[Saved data entries]
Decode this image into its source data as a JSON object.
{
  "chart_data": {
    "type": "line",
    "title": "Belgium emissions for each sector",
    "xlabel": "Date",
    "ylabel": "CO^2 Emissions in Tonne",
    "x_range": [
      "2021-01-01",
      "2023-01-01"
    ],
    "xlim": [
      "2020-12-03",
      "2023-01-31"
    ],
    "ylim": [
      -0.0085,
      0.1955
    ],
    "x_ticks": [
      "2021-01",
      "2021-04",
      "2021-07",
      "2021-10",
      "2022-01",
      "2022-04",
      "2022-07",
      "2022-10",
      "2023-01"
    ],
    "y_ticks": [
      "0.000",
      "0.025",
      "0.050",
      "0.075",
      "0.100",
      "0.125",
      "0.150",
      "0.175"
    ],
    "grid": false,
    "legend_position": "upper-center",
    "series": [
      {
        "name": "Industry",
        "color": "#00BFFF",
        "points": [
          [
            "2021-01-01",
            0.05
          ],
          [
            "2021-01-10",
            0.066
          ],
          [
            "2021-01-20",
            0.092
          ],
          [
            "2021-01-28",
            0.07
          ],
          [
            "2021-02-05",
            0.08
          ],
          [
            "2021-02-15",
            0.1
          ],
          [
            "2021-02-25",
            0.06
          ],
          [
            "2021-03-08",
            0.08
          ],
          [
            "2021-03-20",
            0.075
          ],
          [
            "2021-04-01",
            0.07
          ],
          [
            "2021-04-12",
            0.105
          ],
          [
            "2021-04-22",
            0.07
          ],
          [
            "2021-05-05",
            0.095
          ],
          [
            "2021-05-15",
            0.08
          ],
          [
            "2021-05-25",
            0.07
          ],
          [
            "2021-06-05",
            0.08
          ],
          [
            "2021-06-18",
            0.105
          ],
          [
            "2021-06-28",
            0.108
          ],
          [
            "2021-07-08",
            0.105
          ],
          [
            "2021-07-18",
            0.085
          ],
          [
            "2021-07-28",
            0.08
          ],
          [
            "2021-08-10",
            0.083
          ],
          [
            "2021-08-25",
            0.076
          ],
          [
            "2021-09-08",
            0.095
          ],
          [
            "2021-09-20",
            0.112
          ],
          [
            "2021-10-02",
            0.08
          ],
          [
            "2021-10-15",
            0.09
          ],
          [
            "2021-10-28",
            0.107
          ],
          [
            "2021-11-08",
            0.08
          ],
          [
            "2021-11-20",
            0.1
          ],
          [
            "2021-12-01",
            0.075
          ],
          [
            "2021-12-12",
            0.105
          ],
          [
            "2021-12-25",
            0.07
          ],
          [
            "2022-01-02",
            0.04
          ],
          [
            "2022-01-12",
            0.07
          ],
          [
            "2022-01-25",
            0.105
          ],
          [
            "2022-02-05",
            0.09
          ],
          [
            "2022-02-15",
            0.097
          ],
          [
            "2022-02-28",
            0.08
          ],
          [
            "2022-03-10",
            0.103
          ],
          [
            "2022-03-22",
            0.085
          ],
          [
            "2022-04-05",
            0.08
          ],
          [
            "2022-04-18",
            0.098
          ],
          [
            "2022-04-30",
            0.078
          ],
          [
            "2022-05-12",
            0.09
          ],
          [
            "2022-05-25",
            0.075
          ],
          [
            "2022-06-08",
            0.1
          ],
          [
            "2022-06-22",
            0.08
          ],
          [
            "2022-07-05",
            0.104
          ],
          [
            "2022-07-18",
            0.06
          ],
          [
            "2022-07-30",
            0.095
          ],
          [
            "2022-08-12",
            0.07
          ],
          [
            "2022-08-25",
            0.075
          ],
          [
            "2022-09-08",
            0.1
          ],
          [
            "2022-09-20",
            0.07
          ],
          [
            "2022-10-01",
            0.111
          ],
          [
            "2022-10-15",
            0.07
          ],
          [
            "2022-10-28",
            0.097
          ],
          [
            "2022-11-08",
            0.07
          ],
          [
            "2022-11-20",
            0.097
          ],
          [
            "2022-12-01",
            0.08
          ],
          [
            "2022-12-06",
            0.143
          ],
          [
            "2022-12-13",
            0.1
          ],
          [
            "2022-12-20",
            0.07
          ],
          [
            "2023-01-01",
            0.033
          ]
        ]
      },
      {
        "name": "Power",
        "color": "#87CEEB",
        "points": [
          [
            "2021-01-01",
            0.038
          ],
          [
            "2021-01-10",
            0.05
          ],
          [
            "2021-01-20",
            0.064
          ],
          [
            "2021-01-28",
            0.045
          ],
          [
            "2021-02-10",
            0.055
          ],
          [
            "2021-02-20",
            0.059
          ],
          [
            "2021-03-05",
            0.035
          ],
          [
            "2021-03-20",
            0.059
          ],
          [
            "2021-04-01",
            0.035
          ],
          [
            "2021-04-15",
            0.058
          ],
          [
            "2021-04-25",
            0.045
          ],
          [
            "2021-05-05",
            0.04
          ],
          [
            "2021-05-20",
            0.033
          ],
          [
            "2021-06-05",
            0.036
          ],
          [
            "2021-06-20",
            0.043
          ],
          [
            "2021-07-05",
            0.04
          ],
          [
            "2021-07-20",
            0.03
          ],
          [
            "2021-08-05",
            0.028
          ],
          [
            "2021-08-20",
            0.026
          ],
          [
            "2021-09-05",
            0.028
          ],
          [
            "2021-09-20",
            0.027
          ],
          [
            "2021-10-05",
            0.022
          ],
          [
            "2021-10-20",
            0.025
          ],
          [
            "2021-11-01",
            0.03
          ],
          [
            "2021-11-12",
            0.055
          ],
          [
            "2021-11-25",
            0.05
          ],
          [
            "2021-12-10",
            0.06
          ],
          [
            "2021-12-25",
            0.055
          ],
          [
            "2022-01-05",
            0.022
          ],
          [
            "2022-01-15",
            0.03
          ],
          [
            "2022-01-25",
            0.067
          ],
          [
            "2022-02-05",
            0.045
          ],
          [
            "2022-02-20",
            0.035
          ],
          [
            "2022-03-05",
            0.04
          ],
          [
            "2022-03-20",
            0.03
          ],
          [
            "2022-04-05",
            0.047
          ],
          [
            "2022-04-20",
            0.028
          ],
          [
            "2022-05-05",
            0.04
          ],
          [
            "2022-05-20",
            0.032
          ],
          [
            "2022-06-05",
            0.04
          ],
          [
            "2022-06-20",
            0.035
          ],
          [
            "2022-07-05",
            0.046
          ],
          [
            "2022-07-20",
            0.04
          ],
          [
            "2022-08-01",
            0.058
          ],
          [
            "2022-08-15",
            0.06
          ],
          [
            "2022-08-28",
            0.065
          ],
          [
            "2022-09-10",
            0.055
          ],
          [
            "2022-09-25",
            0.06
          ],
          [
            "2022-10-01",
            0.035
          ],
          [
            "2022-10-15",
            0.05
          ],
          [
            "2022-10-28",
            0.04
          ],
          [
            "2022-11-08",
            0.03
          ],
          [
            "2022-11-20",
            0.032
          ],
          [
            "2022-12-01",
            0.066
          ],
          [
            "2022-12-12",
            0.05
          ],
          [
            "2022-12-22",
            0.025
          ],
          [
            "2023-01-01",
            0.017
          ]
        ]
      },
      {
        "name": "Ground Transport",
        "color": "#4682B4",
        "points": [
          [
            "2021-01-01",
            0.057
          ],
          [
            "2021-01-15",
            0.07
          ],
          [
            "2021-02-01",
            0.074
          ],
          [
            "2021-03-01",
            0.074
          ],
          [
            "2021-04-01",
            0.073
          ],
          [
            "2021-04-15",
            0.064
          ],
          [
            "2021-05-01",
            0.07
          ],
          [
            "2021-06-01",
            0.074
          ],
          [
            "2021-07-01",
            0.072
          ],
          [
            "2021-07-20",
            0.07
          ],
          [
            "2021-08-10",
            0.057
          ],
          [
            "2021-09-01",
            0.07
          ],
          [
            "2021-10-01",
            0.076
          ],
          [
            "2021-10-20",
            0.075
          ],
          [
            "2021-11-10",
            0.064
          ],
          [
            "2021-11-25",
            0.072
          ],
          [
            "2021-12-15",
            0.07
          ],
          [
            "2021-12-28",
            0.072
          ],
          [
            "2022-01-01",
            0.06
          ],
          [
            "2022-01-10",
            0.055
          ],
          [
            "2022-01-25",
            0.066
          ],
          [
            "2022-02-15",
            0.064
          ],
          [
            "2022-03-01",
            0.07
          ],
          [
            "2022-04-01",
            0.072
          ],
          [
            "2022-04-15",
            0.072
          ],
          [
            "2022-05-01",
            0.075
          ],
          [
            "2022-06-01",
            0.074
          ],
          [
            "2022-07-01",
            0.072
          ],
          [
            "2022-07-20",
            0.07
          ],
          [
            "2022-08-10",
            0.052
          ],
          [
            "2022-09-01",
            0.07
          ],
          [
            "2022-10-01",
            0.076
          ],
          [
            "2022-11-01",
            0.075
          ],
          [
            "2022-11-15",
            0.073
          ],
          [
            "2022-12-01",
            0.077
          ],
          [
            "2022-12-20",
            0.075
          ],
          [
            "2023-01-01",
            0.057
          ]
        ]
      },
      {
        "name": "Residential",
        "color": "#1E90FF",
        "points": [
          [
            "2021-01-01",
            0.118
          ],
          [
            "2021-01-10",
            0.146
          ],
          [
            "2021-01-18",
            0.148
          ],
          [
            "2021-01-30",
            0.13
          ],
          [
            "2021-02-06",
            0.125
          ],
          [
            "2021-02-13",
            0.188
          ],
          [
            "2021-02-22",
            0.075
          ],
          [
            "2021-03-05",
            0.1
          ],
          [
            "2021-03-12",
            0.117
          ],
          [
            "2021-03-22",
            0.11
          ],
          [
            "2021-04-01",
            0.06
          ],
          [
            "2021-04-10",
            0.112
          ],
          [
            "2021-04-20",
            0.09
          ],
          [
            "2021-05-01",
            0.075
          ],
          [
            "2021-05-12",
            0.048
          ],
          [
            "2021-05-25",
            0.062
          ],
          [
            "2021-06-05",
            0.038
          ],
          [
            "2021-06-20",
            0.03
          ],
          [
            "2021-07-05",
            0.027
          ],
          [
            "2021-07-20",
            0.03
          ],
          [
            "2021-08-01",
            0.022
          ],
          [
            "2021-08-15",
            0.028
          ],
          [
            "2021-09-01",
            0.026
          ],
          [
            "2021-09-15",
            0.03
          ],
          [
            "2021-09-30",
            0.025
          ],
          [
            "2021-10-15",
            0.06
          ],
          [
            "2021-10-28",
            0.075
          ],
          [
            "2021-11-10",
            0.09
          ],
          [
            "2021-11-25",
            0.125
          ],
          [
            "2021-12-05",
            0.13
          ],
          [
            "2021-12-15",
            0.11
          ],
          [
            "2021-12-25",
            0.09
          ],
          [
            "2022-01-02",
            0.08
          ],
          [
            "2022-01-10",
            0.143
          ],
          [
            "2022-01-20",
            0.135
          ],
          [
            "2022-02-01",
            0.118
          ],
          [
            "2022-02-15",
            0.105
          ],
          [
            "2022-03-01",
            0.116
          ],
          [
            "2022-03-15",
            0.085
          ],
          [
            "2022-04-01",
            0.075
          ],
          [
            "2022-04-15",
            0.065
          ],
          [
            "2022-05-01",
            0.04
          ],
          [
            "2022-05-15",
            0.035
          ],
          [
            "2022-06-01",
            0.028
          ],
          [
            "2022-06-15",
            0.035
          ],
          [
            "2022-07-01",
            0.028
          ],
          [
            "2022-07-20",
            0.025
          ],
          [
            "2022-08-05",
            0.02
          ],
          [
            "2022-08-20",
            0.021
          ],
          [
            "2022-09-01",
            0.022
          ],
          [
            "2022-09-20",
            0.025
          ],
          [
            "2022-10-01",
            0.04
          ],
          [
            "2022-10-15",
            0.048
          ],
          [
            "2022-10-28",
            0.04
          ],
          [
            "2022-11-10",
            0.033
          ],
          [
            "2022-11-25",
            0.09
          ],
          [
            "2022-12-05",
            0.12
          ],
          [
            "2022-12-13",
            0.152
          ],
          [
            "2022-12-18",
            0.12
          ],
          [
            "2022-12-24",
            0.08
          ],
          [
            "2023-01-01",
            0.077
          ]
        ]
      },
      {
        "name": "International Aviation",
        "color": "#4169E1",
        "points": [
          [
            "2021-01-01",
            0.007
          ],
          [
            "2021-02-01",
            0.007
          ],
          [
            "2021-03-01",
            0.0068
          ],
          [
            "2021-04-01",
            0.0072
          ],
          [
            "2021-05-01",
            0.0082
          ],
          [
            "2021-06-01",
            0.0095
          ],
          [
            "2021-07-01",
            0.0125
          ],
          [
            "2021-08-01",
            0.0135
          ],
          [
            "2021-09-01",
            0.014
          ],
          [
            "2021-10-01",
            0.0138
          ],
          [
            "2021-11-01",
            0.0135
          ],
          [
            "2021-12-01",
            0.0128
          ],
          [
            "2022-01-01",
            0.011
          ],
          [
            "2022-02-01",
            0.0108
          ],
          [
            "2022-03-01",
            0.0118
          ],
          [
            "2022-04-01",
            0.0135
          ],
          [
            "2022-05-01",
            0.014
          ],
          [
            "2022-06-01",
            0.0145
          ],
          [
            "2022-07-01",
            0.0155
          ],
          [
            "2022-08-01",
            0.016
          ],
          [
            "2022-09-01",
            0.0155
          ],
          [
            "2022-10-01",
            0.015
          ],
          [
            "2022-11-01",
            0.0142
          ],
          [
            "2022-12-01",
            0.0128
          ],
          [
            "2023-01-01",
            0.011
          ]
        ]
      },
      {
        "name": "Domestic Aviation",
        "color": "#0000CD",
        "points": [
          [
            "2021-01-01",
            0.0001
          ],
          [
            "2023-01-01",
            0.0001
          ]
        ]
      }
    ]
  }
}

DIRECTIONS FOR THIS TASK ->
Check each line above for the string "name", then copy the ones that have it.

SOLUTION FOR THIS TASK ->
        "name": "Industry",
        "name": "Power",
        "name": "Ground Transport",
        "name": "Residential",
        "name": "International Aviation",
        "name": "Domestic Aviation",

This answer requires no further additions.